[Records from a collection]
▬▬▬▬▬▬

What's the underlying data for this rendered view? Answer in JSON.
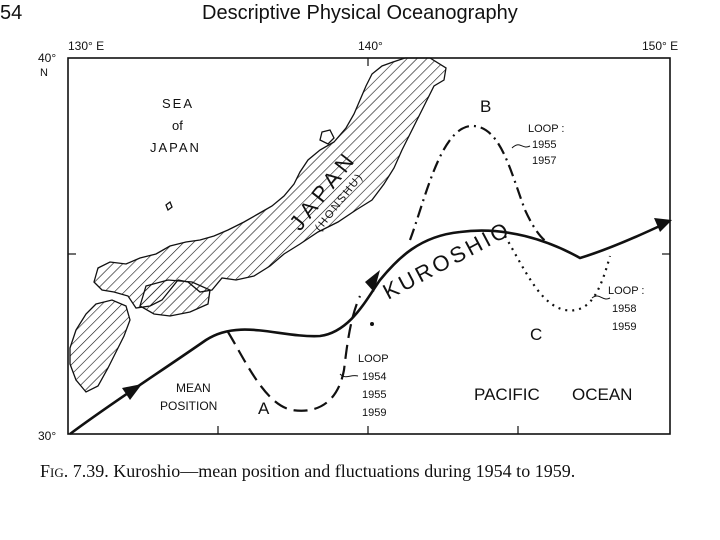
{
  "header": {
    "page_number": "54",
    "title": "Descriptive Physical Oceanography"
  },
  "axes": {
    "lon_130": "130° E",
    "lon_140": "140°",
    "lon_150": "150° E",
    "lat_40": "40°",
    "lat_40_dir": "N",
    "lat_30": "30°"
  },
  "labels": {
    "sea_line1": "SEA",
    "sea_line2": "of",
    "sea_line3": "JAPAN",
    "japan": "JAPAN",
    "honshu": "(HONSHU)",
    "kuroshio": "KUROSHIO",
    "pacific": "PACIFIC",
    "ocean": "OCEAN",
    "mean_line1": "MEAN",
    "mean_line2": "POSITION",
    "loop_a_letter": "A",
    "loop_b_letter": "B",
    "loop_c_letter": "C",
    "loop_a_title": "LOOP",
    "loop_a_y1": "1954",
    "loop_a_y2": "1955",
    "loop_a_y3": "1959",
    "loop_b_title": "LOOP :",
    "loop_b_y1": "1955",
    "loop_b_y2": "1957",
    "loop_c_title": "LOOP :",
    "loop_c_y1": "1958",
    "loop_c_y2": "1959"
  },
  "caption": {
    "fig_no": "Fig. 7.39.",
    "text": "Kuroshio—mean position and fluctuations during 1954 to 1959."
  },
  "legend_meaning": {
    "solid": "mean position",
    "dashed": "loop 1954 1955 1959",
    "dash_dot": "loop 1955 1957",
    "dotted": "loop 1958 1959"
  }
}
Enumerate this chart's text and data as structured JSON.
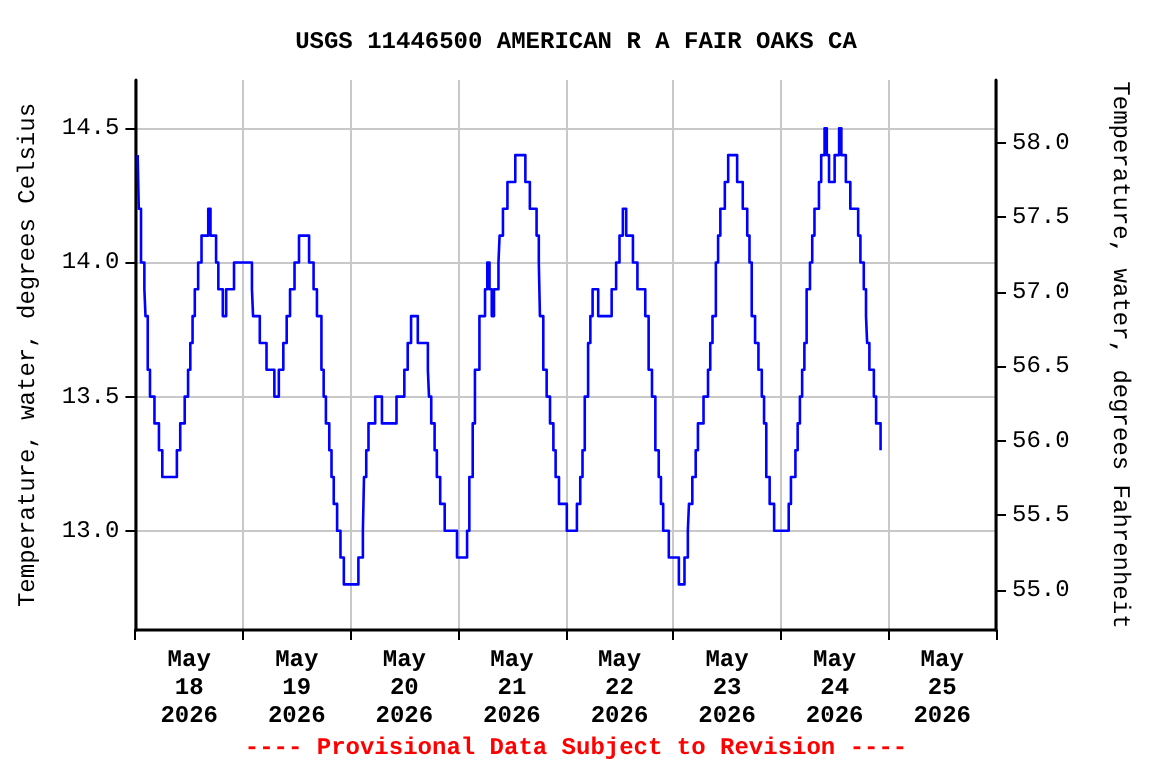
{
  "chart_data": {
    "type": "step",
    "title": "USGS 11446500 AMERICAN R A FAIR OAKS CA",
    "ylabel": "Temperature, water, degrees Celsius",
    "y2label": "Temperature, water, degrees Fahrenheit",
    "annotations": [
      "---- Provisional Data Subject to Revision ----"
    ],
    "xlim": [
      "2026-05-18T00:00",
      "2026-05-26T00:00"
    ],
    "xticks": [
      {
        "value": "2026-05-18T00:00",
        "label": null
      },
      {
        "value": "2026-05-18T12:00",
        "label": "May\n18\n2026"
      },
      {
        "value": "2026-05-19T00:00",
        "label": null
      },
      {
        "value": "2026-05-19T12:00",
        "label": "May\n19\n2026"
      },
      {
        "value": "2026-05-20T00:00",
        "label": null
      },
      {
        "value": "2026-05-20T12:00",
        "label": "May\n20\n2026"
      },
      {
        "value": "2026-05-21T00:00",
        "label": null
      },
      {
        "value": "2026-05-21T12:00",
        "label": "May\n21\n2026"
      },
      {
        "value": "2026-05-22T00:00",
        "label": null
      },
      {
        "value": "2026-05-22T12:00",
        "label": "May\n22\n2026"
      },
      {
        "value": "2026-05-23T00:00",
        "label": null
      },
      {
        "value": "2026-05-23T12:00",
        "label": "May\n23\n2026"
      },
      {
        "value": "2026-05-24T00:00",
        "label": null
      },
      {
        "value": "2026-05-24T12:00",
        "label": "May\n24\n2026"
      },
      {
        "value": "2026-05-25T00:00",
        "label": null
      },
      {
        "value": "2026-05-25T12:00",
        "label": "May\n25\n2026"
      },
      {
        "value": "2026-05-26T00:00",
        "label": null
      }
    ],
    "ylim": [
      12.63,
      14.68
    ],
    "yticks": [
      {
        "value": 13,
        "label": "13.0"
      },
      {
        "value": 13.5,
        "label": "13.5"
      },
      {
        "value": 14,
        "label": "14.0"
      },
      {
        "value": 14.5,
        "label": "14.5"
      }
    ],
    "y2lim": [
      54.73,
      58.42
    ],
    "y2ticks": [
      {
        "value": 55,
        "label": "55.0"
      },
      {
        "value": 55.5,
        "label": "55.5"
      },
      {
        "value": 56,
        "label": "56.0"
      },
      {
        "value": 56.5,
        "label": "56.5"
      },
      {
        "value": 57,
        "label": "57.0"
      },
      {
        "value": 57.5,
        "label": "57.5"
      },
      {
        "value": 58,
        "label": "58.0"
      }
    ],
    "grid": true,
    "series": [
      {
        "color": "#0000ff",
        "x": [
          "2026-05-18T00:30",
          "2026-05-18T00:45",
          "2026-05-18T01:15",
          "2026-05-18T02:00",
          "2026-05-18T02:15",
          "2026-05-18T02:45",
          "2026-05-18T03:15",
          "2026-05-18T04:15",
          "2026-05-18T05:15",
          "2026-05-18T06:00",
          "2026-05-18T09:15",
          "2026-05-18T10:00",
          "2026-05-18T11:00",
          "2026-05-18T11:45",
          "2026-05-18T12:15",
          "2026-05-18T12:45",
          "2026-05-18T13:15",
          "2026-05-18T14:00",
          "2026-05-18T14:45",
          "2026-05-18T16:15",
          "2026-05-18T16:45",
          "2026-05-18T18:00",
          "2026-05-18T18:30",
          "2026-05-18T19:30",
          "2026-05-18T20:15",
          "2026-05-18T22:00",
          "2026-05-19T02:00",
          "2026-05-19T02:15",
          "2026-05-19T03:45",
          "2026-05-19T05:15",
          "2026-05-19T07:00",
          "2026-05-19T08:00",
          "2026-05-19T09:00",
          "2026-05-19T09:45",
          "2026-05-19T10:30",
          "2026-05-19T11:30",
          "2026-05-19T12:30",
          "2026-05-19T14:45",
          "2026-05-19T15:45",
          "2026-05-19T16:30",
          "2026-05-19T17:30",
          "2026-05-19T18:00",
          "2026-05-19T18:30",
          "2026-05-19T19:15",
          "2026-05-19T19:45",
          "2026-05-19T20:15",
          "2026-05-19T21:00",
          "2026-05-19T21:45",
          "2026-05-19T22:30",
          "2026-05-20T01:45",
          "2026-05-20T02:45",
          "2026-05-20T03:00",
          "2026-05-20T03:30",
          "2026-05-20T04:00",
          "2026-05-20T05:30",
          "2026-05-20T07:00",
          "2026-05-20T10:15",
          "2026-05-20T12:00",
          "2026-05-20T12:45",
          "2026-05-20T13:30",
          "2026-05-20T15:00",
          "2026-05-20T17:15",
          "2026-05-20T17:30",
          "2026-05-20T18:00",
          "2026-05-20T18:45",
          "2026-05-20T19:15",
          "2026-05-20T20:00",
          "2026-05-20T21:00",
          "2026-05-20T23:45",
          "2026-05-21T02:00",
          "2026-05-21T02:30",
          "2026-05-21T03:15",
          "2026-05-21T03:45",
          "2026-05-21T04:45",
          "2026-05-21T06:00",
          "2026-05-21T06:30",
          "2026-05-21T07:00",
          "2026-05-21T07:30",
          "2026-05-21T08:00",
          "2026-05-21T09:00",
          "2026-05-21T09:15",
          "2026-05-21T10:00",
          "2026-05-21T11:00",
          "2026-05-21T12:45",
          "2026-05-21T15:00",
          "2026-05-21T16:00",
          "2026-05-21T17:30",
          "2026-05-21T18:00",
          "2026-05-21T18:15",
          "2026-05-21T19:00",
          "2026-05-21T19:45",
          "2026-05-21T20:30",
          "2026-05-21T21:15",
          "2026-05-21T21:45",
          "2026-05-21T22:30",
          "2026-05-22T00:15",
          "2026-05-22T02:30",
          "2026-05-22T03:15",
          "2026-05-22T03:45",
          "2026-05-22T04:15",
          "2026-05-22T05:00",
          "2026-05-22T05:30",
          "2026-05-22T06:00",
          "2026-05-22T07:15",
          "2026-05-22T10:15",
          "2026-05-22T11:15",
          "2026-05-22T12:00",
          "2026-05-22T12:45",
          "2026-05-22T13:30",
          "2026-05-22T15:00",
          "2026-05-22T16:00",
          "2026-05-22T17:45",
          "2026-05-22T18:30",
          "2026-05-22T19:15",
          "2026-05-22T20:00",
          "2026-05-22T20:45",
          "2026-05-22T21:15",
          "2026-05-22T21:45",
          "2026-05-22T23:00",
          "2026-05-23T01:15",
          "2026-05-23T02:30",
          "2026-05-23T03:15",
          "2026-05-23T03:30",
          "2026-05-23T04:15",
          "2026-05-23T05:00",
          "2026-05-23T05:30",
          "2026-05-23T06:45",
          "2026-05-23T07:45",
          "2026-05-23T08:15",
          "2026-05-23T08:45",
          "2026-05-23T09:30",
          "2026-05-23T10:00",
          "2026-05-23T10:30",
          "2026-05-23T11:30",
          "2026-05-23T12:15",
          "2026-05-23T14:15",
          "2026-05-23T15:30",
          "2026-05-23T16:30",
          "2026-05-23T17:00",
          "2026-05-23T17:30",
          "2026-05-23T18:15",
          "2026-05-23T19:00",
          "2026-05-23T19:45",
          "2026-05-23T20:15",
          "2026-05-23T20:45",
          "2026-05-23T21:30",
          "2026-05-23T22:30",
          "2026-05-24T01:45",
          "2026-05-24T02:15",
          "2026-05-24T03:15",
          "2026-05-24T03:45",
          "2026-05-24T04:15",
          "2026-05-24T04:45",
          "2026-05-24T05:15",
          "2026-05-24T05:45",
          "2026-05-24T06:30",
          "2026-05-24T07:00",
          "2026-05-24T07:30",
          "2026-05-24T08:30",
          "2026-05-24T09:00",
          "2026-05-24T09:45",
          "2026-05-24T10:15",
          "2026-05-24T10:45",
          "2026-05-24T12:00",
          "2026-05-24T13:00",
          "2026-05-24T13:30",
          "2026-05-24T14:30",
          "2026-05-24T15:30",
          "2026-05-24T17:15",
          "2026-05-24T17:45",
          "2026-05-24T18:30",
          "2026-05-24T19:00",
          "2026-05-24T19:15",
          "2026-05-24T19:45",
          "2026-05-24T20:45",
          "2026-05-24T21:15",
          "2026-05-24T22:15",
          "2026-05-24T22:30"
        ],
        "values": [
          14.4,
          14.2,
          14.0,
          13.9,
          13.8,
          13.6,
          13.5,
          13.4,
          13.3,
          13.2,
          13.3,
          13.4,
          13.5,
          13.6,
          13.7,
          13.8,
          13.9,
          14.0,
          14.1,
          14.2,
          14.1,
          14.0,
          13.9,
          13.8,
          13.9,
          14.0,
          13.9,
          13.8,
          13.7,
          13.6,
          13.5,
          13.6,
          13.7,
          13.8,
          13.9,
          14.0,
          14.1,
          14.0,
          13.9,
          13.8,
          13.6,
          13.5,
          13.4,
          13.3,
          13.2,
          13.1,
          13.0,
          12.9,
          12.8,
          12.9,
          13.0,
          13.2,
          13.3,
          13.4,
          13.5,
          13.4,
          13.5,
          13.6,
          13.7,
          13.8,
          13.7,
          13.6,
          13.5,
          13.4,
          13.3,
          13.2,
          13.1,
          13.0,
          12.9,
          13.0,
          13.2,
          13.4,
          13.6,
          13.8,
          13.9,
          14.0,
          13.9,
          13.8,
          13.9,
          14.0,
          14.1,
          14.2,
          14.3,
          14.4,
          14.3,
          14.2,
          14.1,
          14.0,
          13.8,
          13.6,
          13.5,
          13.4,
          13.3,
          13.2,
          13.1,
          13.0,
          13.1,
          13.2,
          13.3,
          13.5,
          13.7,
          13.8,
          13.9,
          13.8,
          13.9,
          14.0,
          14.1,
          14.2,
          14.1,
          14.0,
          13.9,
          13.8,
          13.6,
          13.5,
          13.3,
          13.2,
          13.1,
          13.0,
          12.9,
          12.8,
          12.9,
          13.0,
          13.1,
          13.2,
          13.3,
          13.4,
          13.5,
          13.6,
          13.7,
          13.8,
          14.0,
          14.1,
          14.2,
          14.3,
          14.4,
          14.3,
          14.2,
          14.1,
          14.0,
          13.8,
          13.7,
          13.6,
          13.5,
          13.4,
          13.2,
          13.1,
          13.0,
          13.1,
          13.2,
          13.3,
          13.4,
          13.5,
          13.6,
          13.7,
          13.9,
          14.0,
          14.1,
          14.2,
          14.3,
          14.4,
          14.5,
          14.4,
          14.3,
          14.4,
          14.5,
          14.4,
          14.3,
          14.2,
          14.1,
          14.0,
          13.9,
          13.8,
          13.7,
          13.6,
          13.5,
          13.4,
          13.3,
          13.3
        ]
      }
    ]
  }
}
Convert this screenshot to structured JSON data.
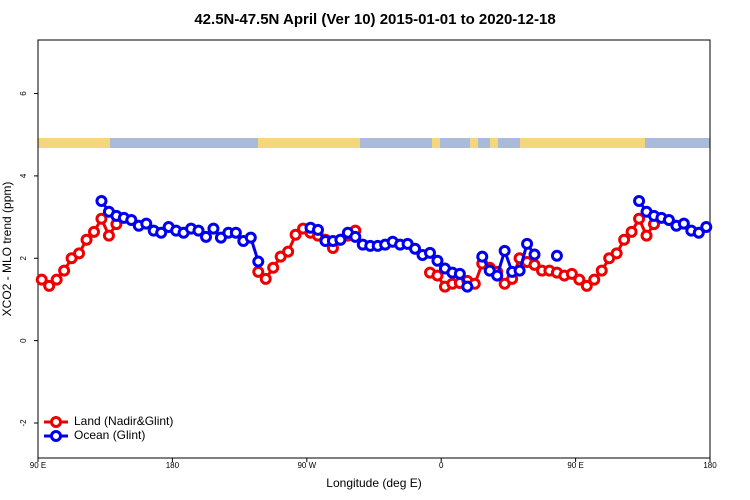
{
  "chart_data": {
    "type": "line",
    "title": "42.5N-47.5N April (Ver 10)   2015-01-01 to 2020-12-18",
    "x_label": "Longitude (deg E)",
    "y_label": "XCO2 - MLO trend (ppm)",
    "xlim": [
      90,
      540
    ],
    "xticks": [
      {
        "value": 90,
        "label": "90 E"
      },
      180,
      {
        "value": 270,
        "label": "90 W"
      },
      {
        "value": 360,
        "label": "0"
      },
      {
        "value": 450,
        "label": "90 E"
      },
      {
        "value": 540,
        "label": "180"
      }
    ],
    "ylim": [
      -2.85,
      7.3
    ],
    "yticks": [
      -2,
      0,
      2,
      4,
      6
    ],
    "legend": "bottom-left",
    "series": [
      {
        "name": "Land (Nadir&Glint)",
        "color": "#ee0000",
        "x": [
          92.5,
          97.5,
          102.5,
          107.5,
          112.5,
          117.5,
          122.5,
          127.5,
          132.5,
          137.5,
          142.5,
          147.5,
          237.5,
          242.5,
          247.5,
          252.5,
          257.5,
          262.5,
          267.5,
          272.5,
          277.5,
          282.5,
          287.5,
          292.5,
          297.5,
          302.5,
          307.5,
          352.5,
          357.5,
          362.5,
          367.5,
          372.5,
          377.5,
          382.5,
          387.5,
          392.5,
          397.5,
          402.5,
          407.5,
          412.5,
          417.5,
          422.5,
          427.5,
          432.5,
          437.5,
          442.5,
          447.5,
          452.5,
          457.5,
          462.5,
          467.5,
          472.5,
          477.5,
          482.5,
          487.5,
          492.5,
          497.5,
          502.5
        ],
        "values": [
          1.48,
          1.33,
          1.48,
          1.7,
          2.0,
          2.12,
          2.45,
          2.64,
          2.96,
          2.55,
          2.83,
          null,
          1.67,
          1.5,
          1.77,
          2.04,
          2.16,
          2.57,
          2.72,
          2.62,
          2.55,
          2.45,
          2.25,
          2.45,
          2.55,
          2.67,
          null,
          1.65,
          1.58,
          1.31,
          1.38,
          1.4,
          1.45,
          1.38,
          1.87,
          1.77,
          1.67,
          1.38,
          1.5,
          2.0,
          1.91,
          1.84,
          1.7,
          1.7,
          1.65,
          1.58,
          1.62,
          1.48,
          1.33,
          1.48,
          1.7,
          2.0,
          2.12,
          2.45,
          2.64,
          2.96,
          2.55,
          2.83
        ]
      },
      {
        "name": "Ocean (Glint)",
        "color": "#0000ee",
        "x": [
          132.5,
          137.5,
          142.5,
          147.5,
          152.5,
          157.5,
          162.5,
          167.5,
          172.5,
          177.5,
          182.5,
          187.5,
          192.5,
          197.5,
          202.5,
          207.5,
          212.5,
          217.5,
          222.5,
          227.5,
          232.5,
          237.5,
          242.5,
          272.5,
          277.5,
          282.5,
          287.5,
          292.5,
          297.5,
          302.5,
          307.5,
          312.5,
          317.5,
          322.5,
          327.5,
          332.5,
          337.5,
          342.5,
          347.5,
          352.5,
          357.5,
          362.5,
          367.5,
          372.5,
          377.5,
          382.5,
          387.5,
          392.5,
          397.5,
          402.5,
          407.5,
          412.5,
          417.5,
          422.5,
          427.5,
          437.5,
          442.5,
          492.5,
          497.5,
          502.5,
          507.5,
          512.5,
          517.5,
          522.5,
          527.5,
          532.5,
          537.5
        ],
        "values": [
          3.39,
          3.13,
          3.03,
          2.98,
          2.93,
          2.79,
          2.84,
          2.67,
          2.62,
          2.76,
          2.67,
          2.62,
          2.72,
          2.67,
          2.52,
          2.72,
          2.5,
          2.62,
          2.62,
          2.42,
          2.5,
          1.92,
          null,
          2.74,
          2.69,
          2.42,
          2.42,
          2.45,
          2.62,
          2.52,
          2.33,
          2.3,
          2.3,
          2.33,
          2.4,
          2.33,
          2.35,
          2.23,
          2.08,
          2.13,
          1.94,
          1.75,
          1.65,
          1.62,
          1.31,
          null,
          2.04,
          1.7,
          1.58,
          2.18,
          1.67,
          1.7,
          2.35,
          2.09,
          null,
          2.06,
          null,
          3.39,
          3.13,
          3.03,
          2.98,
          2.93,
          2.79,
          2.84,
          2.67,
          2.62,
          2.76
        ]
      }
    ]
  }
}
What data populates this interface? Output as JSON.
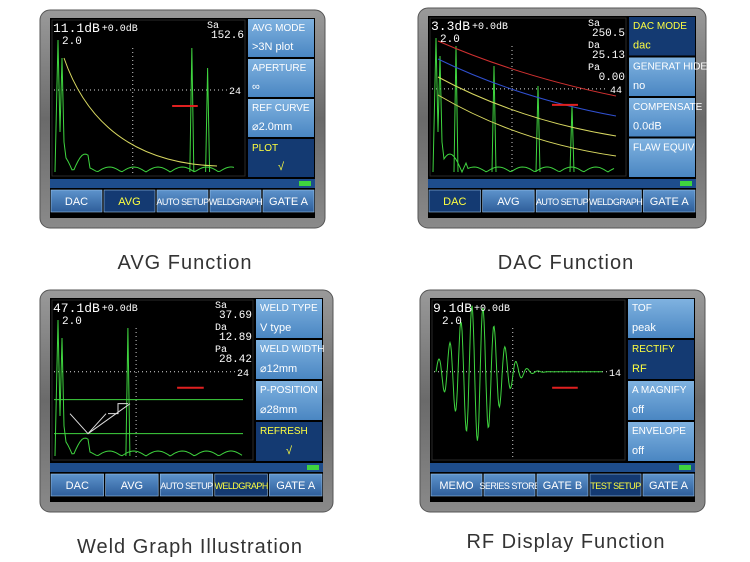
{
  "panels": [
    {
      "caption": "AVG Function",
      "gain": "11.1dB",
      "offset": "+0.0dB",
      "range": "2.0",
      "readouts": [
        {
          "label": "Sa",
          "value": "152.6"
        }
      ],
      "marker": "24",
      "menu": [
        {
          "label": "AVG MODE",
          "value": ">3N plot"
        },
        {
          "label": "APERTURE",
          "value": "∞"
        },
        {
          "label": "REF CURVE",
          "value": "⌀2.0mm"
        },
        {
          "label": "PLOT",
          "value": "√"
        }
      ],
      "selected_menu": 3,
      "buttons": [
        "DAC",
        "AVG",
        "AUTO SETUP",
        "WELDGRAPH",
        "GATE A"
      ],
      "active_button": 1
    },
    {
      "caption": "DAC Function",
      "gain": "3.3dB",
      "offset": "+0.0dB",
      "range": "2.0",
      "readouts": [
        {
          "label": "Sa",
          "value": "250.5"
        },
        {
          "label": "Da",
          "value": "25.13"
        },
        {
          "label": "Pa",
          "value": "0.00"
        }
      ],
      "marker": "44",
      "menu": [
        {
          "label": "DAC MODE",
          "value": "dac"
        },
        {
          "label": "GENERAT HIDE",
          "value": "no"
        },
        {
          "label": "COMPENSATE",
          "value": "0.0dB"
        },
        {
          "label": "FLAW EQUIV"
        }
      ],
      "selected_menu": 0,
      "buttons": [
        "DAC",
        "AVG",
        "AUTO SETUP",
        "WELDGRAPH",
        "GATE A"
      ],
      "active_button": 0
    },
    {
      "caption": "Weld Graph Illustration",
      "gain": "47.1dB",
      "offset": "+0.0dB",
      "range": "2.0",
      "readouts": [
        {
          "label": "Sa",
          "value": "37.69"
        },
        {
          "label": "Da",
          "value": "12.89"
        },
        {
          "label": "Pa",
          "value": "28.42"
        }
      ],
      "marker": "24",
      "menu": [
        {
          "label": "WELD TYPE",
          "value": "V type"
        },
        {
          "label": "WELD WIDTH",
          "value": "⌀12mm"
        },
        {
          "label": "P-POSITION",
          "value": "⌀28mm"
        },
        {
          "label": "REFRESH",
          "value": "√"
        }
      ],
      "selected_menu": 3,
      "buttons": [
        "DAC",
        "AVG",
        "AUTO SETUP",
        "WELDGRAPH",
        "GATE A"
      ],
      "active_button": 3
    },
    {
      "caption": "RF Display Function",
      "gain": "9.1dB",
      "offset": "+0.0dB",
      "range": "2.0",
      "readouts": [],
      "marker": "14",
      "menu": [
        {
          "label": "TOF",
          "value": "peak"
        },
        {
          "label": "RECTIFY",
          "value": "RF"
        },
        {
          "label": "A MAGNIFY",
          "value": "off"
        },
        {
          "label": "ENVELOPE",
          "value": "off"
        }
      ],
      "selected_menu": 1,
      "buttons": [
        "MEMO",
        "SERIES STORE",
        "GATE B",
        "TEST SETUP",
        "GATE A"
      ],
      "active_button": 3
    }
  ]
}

▬▬▬▬▬▬

■ **TASK STATEMENT**:
Scan the listing above for the word "marker" and show each line where it is found.

■ **RESULT OF THE TASK**:
      "marker": "24",
      "marker": "44",
      "marker": "24",
      "marker": "14",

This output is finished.